Saved entries
* * * * * * * * *

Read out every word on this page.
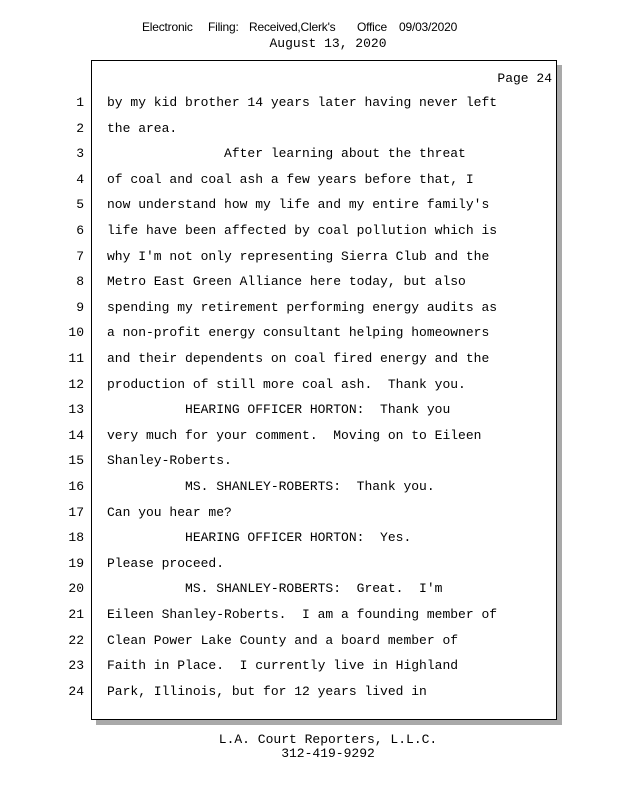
Electronic

Filing:

Received,Clerk's

Office

09/03/2020

August 13, 2020
Page 24
1 by my kid brother 14 years later having never left
2 the area.
3 After learning about the threat
4 of coal and coal ash a few years before that, I
5 now understand how my life and my entire family's
6 life have been affected by coal pollution which is
7 why I'm not only representing Sierra Club and the
8 Metro East Green Alliance here today, but also
9 spending my retirement performing energy audits as
10 a non-profit energy consultant helping homeowners
11 and their dependents on coal fired energy and the
12 production of still more coal ash.  Thank you.
13 HEARING OFFICER HORTON:  Thank you
14 very much for your comment.  Moving on to Eileen
15 Shanley-Roberts.
16 MS. SHANLEY-ROBERTS:  Thank you.
17 Can you hear me?
18 HEARING OFFICER HORTON:  Yes.
19 Please proceed.
20 MS. SHANLEY-ROBERTS:  Great.  I'm
21 Eileen Shanley-Roberts.  I am a founding member of
22 Clean Power Lake County and a board member of
23 Faith in Place.  I currently live in Highland
24 Park, Illinois, but for 12 years lived in
L.A. Court Reporters, L.L.C.
312-419-9292
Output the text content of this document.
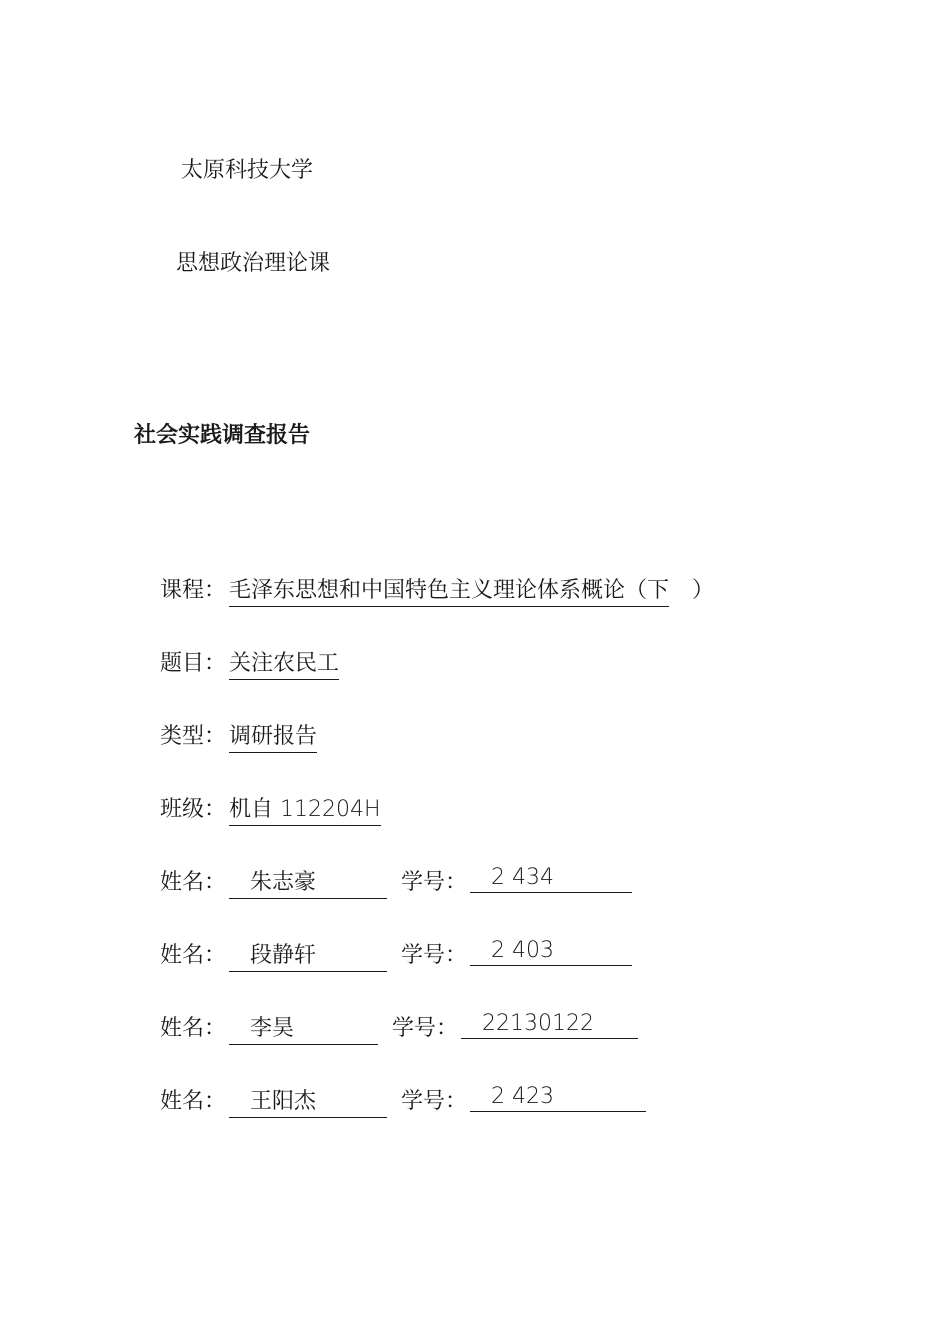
太原科技大学
思想政治理论课
社会实践调查报告
课程： 毛泽东思想和中国特色主义理论体系概论（下 ）
题目： 关注农民工
类型： 调研报告
班级： 机自 112204H
姓名：	朱志豪	学号：	2 434
姓名：	段静轩	学号：	2 403
姓名：	李昊	学号：	22130122
姓名：	王阳杰	学号：	2 423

* * * * * * * * *

What the task asks:
Repeat the line containing "Output the text content of this document." and every line after it up to the end of the material above, exactly as they stand, minus the pictures.

Full solution:
Output the text content of this document.
太原科技大学
思想政治理论课
社会实践调查报告
课程： 毛泽东思想和中国特色主义理论体系概论（下 ）
题目： 关注农民工
类型： 调研报告
班级： 机自 112204H
姓名：	朱志豪	学号：	2 434
姓名：	段静轩	学号：	2 403
姓名：	李昊	学号：	22130122
姓名：	王阳杰	学号：	2 423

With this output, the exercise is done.